**Exercise**
For every line in the records that has the word "robustness", make a copy.

**Stored items from a collection**
_ _ _ _ _

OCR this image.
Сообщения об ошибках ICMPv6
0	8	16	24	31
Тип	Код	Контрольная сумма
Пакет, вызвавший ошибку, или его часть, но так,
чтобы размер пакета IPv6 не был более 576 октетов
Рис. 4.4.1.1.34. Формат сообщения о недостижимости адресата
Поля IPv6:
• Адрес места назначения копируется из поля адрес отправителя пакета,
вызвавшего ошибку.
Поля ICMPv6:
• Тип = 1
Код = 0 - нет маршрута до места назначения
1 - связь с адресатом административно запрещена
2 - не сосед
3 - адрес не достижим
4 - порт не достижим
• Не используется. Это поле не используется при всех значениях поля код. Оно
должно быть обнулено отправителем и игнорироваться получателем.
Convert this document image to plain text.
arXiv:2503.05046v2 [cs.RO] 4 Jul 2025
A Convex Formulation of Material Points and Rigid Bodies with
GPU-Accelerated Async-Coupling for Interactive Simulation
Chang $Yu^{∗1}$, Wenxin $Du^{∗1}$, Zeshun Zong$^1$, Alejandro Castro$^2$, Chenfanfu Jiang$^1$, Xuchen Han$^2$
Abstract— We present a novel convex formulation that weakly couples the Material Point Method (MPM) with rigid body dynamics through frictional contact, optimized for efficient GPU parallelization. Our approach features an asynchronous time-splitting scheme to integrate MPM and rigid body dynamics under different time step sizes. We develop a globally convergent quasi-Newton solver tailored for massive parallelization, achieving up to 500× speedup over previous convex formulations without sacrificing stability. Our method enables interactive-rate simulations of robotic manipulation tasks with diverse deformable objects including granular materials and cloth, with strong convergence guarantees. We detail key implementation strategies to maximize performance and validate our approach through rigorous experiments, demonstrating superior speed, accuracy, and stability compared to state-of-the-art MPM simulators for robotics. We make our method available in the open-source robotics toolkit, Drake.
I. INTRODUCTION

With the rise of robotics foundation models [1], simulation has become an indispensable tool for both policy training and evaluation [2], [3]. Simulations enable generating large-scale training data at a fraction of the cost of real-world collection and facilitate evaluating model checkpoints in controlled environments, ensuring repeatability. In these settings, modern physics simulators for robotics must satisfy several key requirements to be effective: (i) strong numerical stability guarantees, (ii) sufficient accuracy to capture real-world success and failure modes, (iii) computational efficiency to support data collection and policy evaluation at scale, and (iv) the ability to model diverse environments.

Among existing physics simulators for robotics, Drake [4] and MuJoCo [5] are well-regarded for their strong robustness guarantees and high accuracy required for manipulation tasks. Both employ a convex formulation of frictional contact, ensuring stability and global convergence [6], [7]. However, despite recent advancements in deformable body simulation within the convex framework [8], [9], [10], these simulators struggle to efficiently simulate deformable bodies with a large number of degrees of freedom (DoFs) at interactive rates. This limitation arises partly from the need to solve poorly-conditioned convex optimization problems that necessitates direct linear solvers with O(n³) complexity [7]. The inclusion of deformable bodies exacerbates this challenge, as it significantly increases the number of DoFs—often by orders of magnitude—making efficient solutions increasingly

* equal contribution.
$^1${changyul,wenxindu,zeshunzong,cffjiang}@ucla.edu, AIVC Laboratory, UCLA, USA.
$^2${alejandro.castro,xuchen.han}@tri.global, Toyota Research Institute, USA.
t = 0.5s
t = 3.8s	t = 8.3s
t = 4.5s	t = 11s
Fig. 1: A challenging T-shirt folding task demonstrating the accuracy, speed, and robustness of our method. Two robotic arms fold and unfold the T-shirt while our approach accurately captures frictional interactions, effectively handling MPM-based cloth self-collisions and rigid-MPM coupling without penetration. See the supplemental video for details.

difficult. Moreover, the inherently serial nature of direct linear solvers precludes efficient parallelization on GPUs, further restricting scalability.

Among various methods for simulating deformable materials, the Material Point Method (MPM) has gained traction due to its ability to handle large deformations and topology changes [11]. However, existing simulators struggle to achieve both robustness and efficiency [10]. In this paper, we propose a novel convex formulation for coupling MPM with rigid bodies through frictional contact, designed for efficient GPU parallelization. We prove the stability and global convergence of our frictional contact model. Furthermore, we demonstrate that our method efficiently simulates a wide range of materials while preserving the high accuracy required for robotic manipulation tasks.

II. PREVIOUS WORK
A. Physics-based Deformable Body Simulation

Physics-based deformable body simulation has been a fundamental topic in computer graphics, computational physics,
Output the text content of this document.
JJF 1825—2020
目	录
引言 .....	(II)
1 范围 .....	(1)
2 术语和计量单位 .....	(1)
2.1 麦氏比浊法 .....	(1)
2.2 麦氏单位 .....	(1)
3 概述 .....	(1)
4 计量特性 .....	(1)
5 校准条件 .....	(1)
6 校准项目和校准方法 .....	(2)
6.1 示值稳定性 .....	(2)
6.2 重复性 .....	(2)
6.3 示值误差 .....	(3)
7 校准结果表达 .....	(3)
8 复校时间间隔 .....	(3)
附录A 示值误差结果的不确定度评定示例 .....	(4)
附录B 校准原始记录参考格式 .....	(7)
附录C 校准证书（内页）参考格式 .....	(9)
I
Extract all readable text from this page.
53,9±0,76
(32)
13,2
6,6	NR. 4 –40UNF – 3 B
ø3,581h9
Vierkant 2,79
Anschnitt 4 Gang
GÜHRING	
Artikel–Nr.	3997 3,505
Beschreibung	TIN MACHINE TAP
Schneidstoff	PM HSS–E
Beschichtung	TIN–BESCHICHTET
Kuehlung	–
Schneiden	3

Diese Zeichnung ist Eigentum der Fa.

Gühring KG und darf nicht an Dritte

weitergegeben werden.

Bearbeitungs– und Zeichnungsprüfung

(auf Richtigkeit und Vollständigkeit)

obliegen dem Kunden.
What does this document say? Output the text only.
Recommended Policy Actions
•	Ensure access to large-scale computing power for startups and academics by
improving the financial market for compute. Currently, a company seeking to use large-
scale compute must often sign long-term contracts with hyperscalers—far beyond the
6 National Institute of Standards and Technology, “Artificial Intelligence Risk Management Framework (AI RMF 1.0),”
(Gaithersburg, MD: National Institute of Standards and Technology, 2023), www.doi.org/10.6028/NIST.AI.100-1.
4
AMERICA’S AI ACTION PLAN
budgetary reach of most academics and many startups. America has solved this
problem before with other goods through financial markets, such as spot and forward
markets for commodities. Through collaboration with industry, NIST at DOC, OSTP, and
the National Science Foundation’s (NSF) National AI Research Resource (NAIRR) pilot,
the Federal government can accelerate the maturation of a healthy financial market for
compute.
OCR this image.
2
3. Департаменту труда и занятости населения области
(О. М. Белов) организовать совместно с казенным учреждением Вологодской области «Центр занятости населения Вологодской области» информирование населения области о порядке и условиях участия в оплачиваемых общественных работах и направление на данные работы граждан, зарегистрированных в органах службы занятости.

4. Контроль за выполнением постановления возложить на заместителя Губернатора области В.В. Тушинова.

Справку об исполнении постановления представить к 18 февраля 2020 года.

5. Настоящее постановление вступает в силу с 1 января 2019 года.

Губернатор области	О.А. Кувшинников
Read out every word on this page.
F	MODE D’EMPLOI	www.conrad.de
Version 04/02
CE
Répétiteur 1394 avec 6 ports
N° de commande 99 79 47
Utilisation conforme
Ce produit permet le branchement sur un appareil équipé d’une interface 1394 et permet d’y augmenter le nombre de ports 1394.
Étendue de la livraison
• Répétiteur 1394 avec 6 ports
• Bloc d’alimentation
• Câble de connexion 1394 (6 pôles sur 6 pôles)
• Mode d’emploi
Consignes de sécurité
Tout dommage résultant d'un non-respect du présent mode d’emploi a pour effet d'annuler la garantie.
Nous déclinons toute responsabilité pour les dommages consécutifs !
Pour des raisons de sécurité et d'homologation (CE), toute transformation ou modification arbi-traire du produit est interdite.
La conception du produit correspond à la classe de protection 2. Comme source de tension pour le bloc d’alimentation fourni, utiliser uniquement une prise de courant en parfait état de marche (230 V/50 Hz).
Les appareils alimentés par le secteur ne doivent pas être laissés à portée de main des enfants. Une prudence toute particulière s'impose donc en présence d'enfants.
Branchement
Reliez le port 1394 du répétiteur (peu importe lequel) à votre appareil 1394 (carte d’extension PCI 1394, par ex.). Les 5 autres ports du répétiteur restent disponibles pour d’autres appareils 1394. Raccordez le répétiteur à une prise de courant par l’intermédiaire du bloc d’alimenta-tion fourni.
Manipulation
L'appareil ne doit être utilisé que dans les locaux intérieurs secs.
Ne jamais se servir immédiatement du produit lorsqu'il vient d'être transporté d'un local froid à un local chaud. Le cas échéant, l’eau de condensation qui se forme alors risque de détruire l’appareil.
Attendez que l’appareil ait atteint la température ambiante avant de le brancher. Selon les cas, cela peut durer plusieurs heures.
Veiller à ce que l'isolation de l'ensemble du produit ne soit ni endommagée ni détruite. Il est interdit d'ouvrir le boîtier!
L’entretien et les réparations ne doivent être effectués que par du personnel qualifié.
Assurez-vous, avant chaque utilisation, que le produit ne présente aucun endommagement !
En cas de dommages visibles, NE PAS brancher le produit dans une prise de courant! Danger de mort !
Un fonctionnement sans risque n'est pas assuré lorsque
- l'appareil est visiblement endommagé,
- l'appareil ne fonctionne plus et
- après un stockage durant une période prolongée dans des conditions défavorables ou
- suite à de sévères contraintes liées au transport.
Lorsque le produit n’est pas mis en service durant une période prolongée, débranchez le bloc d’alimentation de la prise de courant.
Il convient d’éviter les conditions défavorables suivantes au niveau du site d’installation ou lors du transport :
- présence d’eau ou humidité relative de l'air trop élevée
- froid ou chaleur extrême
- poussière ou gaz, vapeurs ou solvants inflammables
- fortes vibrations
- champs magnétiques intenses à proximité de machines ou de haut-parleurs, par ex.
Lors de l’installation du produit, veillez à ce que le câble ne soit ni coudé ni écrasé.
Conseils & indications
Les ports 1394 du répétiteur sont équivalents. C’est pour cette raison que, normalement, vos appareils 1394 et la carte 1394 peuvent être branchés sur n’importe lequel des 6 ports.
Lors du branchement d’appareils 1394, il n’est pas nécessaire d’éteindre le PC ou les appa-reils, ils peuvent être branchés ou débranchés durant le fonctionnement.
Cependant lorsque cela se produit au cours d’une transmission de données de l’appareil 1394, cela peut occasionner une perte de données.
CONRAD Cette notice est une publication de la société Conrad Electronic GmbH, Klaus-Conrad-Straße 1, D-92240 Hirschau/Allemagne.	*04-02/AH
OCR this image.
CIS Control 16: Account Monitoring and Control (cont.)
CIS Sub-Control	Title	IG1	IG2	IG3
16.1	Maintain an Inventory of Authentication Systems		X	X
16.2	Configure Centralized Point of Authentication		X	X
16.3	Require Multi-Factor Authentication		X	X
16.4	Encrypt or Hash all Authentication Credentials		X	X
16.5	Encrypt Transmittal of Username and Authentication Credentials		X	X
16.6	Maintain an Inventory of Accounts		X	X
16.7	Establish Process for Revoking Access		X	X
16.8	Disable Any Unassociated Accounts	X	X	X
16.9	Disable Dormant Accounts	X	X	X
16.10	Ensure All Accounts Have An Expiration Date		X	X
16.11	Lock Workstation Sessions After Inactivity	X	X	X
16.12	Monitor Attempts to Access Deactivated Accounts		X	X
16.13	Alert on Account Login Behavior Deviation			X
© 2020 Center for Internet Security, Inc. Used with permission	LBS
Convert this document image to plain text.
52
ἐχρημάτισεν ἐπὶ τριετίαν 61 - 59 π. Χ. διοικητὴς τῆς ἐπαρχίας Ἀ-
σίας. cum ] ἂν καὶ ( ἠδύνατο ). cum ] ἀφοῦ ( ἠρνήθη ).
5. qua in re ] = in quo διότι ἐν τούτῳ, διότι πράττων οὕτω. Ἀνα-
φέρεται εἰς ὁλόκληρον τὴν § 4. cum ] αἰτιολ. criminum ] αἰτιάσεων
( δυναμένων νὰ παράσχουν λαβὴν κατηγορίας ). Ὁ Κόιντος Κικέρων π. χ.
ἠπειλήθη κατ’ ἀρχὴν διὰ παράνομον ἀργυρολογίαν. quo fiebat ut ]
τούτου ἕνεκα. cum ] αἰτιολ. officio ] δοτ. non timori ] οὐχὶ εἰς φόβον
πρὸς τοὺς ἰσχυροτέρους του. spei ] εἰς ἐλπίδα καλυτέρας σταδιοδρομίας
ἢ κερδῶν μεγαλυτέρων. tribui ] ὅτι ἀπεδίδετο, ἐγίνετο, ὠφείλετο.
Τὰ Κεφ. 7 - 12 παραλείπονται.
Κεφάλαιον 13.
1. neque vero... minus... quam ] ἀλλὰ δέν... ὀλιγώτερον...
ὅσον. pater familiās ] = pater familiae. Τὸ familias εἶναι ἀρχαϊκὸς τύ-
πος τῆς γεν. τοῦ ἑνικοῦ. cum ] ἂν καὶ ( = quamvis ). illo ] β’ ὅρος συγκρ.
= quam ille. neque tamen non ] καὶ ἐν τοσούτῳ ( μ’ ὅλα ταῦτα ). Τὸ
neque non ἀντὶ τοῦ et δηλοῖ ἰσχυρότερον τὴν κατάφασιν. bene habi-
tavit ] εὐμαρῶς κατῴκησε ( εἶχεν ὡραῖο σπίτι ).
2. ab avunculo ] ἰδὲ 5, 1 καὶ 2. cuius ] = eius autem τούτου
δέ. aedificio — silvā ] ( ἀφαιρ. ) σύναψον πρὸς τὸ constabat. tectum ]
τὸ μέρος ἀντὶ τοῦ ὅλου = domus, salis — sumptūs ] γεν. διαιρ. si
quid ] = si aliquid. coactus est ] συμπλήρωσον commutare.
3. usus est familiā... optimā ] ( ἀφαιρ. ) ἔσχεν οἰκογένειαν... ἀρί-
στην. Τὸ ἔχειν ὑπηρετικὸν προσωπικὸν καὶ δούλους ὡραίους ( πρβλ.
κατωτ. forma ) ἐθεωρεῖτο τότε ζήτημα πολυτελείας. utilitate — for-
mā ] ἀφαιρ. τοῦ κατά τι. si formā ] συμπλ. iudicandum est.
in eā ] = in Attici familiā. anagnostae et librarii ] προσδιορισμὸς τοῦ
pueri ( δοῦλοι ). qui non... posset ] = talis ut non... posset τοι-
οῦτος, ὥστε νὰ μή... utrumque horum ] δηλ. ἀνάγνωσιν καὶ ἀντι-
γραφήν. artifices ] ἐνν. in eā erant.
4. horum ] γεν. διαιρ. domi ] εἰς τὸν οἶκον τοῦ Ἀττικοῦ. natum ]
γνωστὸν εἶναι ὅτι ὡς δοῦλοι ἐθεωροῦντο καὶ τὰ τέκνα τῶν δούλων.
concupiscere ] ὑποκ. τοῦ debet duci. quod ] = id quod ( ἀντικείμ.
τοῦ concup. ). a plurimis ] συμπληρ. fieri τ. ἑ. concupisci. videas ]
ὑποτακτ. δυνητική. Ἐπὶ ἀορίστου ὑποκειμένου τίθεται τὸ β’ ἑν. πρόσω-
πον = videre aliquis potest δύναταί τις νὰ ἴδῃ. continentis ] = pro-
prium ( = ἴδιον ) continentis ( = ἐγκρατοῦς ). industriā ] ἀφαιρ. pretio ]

_ _ _ _ _

**Complete output**
Among existing physics simulators for robotics, Drake [4] and MuJoCo [5] are well-regarded for their strong robustness guarantees and high accuracy required for manipulation tasks. Both employ a convex formulation of frictional contact, ensuring stability and global convergence [6], [7]. However, despite recent advancements in deformable body simulation within the convex framework [8], [9], [10], these simulators struggle to efficiently simulate deformable bodies with a large number of degrees of freedom (DoFs) at interactive rates. This limitation arises partly from the need to solve poorly-conditioned convex optimization problems that necessitates direct linear solvers with O(n³) complexity [7]. The inclusion of deformable bodies exacerbates this challenge, as it significantly increases the number of DoFs—often by orders of magnitude—making efficient solutions increasingly
Fig. 1: A challenging T-shirt folding task demonstrating the accuracy, speed, and robustness of our method. Two robotic arms fold and unfold the T-shirt while our approach accurately captures frictional interactions, effectively handling MPM-based cloth self-collisions and rigid-MPM coupling without penetration. See the supplemental video for details.
Among various methods for simulating deformable materials, the Material Point Method (MPM) has gained traction due to its ability to handle large deformations and topology changes [11]. However, existing simulators struggle to achieve both robustness and efficiency [10]. In this paper, we propose a novel convex formulation for coupling MPM with rigid bodies through frictional contact, designed for efficient GPU parallelization. We prove the stability and global convergence of our frictional contact model. Furthermore, we demonstrate that our method efficiently simulates a wide range of materials while preserving the high accuracy required for robotic manipulation tasks.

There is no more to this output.